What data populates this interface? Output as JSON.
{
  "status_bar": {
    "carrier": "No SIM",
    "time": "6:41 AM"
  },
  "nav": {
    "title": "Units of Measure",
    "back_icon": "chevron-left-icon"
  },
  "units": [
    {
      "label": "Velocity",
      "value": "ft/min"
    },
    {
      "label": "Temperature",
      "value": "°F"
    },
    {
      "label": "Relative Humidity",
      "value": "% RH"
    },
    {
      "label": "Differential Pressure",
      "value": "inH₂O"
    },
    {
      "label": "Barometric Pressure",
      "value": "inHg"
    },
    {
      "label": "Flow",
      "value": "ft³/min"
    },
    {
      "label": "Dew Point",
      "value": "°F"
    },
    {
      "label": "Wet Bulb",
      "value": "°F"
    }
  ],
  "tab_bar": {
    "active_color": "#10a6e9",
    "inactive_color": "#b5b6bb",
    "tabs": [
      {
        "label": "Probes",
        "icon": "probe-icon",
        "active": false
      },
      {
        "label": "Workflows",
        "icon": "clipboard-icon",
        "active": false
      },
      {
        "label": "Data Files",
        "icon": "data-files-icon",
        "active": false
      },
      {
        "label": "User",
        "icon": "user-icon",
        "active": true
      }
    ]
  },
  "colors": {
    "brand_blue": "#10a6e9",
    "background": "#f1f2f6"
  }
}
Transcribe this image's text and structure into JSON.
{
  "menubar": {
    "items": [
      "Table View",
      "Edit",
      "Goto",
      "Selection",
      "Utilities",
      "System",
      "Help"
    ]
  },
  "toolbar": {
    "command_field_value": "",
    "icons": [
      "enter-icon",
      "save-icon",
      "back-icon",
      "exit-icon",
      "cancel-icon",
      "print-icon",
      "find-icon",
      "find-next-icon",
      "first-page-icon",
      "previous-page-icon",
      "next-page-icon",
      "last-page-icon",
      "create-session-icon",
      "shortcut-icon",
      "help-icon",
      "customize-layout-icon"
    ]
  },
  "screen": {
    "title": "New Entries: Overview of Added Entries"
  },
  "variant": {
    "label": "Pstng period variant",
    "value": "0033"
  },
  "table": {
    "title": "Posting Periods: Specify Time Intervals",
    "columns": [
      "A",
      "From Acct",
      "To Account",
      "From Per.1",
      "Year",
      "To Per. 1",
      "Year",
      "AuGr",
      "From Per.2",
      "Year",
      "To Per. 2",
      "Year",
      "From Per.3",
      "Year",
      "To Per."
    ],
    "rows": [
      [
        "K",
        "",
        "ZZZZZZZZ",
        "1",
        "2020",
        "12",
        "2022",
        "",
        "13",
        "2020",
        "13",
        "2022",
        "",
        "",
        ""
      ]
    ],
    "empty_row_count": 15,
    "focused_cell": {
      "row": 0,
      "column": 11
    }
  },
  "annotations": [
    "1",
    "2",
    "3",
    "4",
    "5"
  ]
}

**Task directions**: Go through the preceding material and copy each line that has the word "page".

**Written solution**:
      "first-page-icon",
      "previous-page-icon",
      "next-page-icon",
      "last-page-icon",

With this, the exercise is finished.